Stored items
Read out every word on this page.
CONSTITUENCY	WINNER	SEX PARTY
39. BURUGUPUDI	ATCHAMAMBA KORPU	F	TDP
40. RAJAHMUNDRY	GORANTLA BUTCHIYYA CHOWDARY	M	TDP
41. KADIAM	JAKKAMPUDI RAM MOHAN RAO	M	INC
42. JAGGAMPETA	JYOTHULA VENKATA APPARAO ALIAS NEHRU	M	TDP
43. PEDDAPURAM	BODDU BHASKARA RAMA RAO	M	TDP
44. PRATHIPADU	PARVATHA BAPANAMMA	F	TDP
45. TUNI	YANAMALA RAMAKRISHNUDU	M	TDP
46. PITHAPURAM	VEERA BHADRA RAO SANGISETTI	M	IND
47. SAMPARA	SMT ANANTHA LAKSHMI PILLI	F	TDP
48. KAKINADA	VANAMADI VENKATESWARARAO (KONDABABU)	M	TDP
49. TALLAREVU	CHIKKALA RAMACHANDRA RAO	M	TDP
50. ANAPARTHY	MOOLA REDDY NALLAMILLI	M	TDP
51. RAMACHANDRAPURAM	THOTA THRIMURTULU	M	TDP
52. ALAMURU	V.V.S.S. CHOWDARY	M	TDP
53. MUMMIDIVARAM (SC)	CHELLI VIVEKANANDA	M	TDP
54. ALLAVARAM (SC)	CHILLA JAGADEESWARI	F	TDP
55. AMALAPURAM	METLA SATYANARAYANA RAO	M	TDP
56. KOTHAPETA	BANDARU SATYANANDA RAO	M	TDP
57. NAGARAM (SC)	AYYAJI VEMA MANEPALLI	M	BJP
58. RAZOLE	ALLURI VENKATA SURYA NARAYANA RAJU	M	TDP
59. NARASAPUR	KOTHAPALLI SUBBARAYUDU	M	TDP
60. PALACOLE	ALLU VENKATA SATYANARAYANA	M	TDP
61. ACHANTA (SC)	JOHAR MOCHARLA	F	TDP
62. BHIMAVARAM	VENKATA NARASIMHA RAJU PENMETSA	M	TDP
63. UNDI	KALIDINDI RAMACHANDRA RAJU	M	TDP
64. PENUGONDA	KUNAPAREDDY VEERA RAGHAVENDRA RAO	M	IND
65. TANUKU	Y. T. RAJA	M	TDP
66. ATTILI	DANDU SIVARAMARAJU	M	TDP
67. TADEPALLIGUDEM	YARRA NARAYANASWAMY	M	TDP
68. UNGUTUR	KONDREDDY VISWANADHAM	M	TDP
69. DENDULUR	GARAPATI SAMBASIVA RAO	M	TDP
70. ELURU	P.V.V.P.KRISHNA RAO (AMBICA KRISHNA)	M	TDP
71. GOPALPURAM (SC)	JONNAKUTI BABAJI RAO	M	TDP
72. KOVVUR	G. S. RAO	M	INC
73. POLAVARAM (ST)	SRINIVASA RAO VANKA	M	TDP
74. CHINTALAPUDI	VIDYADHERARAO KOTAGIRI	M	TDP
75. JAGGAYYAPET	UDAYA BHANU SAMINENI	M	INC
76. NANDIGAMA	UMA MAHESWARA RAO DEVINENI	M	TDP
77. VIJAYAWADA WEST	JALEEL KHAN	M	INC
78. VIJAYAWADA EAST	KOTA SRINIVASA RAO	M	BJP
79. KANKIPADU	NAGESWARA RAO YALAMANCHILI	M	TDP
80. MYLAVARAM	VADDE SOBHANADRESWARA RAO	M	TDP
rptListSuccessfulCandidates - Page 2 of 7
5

#### YOUR GOAL
Would you reproduce all the entries exactly?

#### TASK RESULT
Read out every word on this page.
CONSTITUENCY	WINNER	SEX PARTY
39. BURUGUPUDI	ATCHAMAMBA KORPU	F	TDP
40. RAJAHMUNDRY	GORANTLA BUTCHIYYA CHOWDARY	M	TDP
41. KADIAM	JAKKAMPUDI RAM MOHAN RAO	M	INC
42. JAGGAMPETA	JYOTHULA VENKATA APPARAO ALIAS NEHRU	M	TDP
43. PEDDAPURAM	BODDU BHASKARA RAMA RAO	M	TDP
44. PRATHIPADU	PARVATHA BAPANAMMA	F	TDP
45. TUNI	YANAMALA RAMAKRISHNUDU	M	TDP
46. PITHAPURAM	VEERA BHADRA RAO SANGISETTI	M	IND
47. SAMPARA	SMT ANANTHA LAKSHMI PILLI	F	TDP
48. KAKINADA	VANAMADI VENKATESWARARAO (KONDABABU)	M	TDP
49. TALLAREVU	CHIKKALA RAMACHANDRA RAO	M	TDP
50. ANAPARTHY	MOOLA REDDY NALLAMILLI	M	TDP
51. RAMACHANDRAPURAM	THOTA THRIMURTULU	M	TDP
52. ALAMURU	V.V.S.S. CHOWDARY	M	TDP
53. MUMMIDIVARAM (SC)	CHELLI VIVEKANANDA	M	TDP
54. ALLAVARAM (SC)	CHILLA JAGADEESWARI	F	TDP
55. AMALAPURAM	METLA SATYANARAYANA RAO	M	TDP
56. KOTHAPETA	BANDARU SATYANANDA RAO	M	TDP
57. NAGARAM (SC)	AYYAJI VEMA MANEPALLI	M	BJP
58. RAZOLE	ALLURI VENKATA SURYA NARAYANA RAJU	M	TDP
59. NARASAPUR	KOTHAPALLI SUBBARAYUDU	M	TDP
60. PALACOLE	ALLU VENKATA SATYANARAYANA	M	TDP
61. ACHANTA (SC)	JOHAR MOCHARLA	F	TDP
62. BHIMAVARAM	VENKATA NARASIMHA RAJU PENMETSA	M	TDP
63. UNDI	KALIDINDI RAMACHANDRA RAJU	M	TDP
64. PENUGONDA	KUNAPAREDDY VEERA RAGHAVENDRA RAO	M	IND
65. TANUKU	Y. T. RAJA	M	TDP
66. ATTILI	DANDU SIVARAMARAJU	M	TDP
67. TADEPALLIGUDEM	YARRA NARAYANASWAMY	M	TDP
68. UNGUTUR	KONDREDDY VISWANADHAM	M	TDP
69. DENDULUR	GARAPATI SAMBASIVA RAO	M	TDP
70. ELURU	P.V.V.P.KRISHNA RAO (AMBICA KRISHNA)	M	TDP
71. GOPALPURAM (SC)	JONNAKUTI BABAJI RAO	M	TDP
72. KOVVUR	G. S. RAO	M	INC
73. POLAVARAM (ST)	SRINIVASA RAO VANKA	M	TDP
74. CHINTALAPUDI	VIDYADHERARAO KOTAGIRI	M	TDP
75. JAGGAYYAPET	UDAYA BHANU SAMINENI	M	INC
76. NANDIGAMA	UMA MAHESWARA RAO DEVINENI	M	TDP
77. VIJAYAWADA WEST	JALEEL KHAN	M	INC
78. VIJAYAWADA EAST	KOTA SRINIVASA RAO	M	BJP
79. KANKIPADU	NAGESWARA RAO YALAMANCHILI	M	TDP
80. MYLAVARAM	VADDE SOBHANADRESWARA RAO	M	TDP
rptListSuccessfulCandidates - Page 2 of 7
5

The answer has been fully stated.